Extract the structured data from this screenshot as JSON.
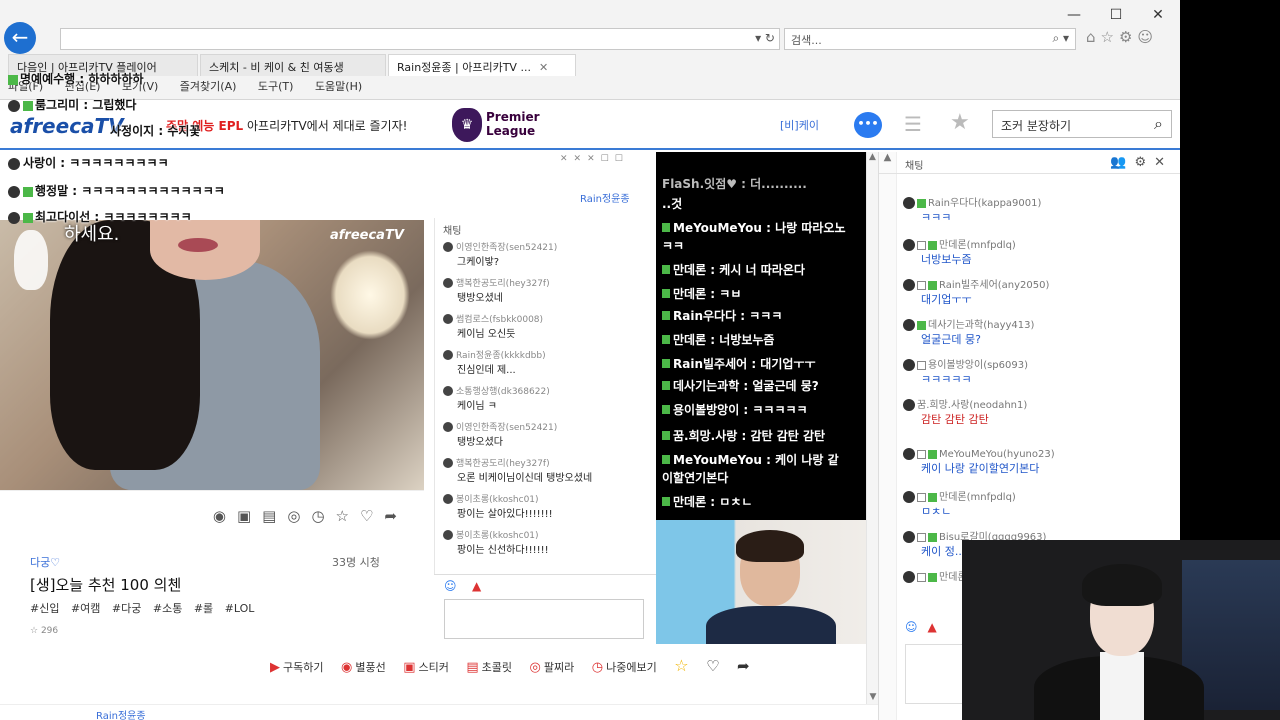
{
  "browser": {
    "search_placeholder": "검색...",
    "tabs": [
      {
        "label": "다음인 | 아프리카TV 플레이어"
      },
      {
        "label": "스케치 - 비 케이 & 친 여동생"
      },
      {
        "label": "Rain정윤종 | 아프리카TV ..."
      }
    ],
    "menu": [
      "파일(F)",
      "편집(E)",
      "보기(V)",
      "즐겨찾기(A)",
      "도구(T)",
      "도움말(H)"
    ]
  },
  "header": {
    "logo": "afreecaTV",
    "promo_red": "주말 예능 EPL",
    "promo_rest": "아프리카TV에서 제대로 즐기자!",
    "pl_line1": "Premier",
    "pl_line2": "League",
    "user": "[비]케이",
    "search_placeholder": "조커 분장하기"
  },
  "overlay_chat": [
    "명예예수행 : 하하하하하",
    "룸그리미 : 그립했다",
    "사정이지 : 수지꽃",
    "사랑이 : ㅋㅋㅋㅋㅋㅋㅋㅋㅋ",
    "행정말 : ㅋㅋㅋㅋㅋㅋㅋㅋㅋㅋㅋㅋㅋ",
    "최고다이선 : ㅋㅋㅋㅋㅋㅋㅋㅋ"
  ],
  "inner": {
    "user": "Rain정윤종",
    "video_logo": "afreecaTV",
    "video_caption": "하세요."
  },
  "stream": {
    "streamer": "다궁♡",
    "viewers": "33명 시청",
    "title": "[생]오늘 추천 100 의첸",
    "tags": "#신입 #여캠 #다궁 #소통 #롤 #LOL",
    "likes": "296"
  },
  "mid_chat": {
    "title": "채팅",
    "messages": [
      {
        "nick": "이영인한족장(sen52421)",
        "text": "그케이밯?"
      },
      {
        "nick": "행복한공도리(hey327f)",
        "text": "탱방오셨네"
      },
      {
        "nick": "썸컴로스(fsbkk0008)",
        "text": "케이님 오신듯"
      },
      {
        "nick": "Rain정윤종(kkkkdbb)",
        "text": "진심인데 제..."
      },
      {
        "nick": "소통행상행(dk368622)",
        "text": "케이님 ㅋ"
      },
      {
        "nick": "이영인한족장(sen52421)",
        "text": "탱방오셨다"
      },
      {
        "nick": "행복한공도리(hey327f)",
        "text": "오론 비케이님이신데 탱방오셨네"
      },
      {
        "nick": "봉이초롱(kkoshc01)",
        "text": "팡이는 살아있다!!!!!!!"
      },
      {
        "nick": "봉이초롱(kkoshc01)",
        "text": "팡이는 신선하다!!!!!!"
      }
    ]
  },
  "action_bar": [
    "구독하기",
    "별풍선",
    "스티커",
    "초콜릿",
    "팔찌라",
    "나중에보기"
  ],
  "black_chat": [
    "FlaSh.잇점♥ : 더..........",
    "..것",
    "MeYouMeYou : 나랑 따라오노",
    "ㅋㅋ",
    "만데론 : 케시 너 따라온다",
    "만데론 : ㅋㅂ",
    "Rain우다다 : ㅋㅋㅋ",
    "만데론 : 너방보누즘",
    "Rain빌주세어 : 대기업ㅜㅜ",
    "데사기는과학 : 얼굴근데 뭉?",
    "용이볼방앙이 : ㅋㅋㅋㅋㅋ",
    "꿈.희망.사랑 : 감탄 감탄 감탄",
    "MeYouMeYou : 케이 나랑 같",
    "이할연기본다",
    "만데론 : ㅁㅊㄴ"
  ],
  "right_chat": {
    "title": "채팅",
    "messages": [
      {
        "nick": "Rain우다다(kappa9001)",
        "text": "ㅋㅋㅋ"
      },
      {
        "nick": "만데론(mnfpdlq)",
        "text": "너방보누즘"
      },
      {
        "nick": "Rain빌주세어(any2050)",
        "text": "대기업ㅜㅜ"
      },
      {
        "nick": "데사기는과학(hayy413)",
        "text": "얼굴근데 뭉?"
      },
      {
        "nick": "용이볼방앙이(sp6093)",
        "text": "ㅋㅋㅋㅋㅋ"
      },
      {
        "nick": "꿈.희망.사랑(neodahn1)",
        "text": "감탄 감탄 감탄"
      },
      {
        "nick": "MeYouMeYou(hyuno23)",
        "text": "케이 나랑 같이할연기본다"
      },
      {
        "nick": "만데론(mnfpdlq)",
        "text": "ㅁㅊㄴ"
      },
      {
        "nick": "Bisu로갈미(gggg9963)",
        "text": "케이 정..."
      },
      {
        "nick": "만데론",
        "text": ""
      }
    ]
  },
  "bottom": {
    "streamer": "Rain정윤종"
  }
}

****************

--- TASK REQUIREMENTS ---
Find each line holding "Rain우다다". Copy it out.

--- THE RESULT ---
    "Rain우다다 : ㅋㅋㅋ",
        "nick": "Rain우다다(kappa9001)",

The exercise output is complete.